[Start Input rows]

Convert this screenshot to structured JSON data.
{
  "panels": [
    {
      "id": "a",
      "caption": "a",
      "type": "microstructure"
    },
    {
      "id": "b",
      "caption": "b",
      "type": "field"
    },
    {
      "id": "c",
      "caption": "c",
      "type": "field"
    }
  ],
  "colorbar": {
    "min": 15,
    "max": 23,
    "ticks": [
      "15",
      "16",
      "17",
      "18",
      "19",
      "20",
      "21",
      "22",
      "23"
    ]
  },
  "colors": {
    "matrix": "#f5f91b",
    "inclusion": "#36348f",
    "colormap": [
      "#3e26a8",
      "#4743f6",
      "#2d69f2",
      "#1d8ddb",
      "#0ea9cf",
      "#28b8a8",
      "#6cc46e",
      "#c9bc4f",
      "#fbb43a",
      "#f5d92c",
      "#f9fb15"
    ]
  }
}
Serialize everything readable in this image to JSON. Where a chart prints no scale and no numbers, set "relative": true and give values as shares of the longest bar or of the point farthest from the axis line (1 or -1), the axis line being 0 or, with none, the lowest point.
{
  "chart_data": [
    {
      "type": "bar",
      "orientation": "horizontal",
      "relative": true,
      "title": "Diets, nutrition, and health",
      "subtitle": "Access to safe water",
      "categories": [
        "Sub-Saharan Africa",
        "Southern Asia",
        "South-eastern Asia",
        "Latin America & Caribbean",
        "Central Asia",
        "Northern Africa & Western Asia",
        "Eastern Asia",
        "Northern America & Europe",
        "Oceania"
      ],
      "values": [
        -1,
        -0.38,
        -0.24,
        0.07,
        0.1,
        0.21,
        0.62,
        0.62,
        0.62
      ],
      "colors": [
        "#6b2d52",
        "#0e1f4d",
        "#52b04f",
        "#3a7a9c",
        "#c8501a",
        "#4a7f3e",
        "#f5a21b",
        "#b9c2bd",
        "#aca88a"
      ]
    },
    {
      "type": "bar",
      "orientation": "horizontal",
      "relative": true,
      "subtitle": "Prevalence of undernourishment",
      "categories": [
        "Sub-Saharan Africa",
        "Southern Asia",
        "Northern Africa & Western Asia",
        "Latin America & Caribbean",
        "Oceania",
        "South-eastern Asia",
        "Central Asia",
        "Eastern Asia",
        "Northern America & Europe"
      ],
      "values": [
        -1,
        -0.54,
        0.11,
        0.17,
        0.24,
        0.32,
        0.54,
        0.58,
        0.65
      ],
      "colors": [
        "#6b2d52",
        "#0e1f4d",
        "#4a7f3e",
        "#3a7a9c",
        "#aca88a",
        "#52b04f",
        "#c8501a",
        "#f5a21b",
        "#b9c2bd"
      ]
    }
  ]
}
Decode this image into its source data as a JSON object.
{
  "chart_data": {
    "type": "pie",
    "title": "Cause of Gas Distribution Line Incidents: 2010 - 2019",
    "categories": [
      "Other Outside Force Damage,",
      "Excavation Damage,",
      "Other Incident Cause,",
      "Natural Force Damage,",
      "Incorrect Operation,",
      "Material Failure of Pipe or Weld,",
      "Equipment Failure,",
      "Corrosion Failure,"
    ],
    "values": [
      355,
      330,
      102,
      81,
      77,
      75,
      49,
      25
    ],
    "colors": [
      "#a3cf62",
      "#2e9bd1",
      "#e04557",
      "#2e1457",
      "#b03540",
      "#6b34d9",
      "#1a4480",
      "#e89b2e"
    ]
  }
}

[End Input rows]

§ Brief
Retype exactly the lines from the one containing "Decode this image" through the last line of the records above, including both.

§ Final result
Decode this image into its source data as a JSON object.
{
  "chart_data": {
    "type": "pie",
    "title": "Cause of Gas Distribution Line Incidents: 2010 - 2019",
    "categories": [
      "Other Outside Force Damage,",
      "Excavation Damage,",
      "Other Incident Cause,",
      "Natural Force Damage,",
      "Incorrect Operation,",
      "Material Failure of Pipe or Weld,",
      "Equipment Failure,",
      "Corrosion Failure,"
    ],
    "values": [
      355,
      330,
      102,
      81,
      77,
      75,
      49,
      25
    ],
    "colors": [
      "#a3cf62",
      "#2e9bd1",
      "#e04557",
      "#2e1457",
      "#b03540",
      "#6b34d9",
      "#1a4480",
      "#e89b2e"
    ]
  }
}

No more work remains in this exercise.